** START OF INFORMATION SHOWN **

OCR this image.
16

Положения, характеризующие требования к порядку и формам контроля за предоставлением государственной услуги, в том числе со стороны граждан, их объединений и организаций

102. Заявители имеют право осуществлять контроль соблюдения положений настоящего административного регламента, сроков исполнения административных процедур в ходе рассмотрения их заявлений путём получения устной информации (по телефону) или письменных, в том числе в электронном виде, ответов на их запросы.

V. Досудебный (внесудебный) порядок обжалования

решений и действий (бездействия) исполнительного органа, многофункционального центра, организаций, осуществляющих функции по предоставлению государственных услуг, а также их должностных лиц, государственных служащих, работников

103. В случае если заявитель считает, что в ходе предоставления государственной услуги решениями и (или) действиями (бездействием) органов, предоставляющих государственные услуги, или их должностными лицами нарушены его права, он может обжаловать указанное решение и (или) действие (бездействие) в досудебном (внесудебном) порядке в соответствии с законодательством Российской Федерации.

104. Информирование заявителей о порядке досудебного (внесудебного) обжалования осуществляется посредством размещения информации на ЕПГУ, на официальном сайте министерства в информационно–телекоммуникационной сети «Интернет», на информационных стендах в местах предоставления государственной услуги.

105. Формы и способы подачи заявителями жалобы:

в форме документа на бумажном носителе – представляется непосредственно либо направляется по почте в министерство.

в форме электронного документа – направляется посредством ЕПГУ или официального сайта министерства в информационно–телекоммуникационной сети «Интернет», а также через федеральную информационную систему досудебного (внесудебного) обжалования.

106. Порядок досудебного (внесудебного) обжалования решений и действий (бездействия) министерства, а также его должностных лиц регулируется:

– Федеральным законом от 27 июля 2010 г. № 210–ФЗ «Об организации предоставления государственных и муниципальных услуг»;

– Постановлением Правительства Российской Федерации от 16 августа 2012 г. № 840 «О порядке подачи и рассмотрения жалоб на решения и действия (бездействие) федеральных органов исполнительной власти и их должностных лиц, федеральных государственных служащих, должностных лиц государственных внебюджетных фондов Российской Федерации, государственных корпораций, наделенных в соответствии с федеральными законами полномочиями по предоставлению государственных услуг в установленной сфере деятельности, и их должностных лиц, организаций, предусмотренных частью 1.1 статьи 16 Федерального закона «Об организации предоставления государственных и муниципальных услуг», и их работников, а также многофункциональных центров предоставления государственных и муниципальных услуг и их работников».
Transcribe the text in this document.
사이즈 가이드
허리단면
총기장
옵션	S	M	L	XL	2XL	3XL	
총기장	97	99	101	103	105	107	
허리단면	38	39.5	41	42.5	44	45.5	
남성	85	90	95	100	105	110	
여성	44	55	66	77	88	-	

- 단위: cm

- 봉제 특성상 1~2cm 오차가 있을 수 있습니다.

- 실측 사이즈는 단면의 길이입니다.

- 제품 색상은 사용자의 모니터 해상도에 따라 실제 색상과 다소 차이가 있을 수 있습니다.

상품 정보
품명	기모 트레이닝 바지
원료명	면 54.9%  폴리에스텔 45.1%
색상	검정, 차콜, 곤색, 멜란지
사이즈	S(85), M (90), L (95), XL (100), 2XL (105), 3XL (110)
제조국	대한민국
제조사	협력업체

** END OF INFORMATION SHOWN **

▶ _GOAL_
Take the line that contains "Transcribe the text in this document." and every line after it through the end of the listing above, and repeat them exactly.

▶ _TASK ANSWER_
Transcribe the text in this document.
사이즈 가이드
허리단면
총기장
옵션	S	M	L	XL	2XL	3XL	
총기장	97	99	101	103	105	107	
허리단면	38	39.5	41	42.5	44	45.5	
남성	85	90	95	100	105	110	
여성	44	55	66	77	88	-	

- 단위: cm

- 봉제 특성상 1~2cm 오차가 있을 수 있습니다.

- 실측 사이즈는 단면의 길이입니다.

- 제품 색상은 사용자의 모니터 해상도에 따라 실제 색상과 다소 차이가 있을 수 있습니다.

상품 정보
품명	기모 트레이닝 바지
원료명	면 54.9%  폴리에스텔 45.1%
색상	검정, 차콜, 곤색, 멜란지
사이즈	S(85), M (90), L (95), XL (100), 2XL (105), 3XL (110)
제조국	대한민국
제조사	협력업체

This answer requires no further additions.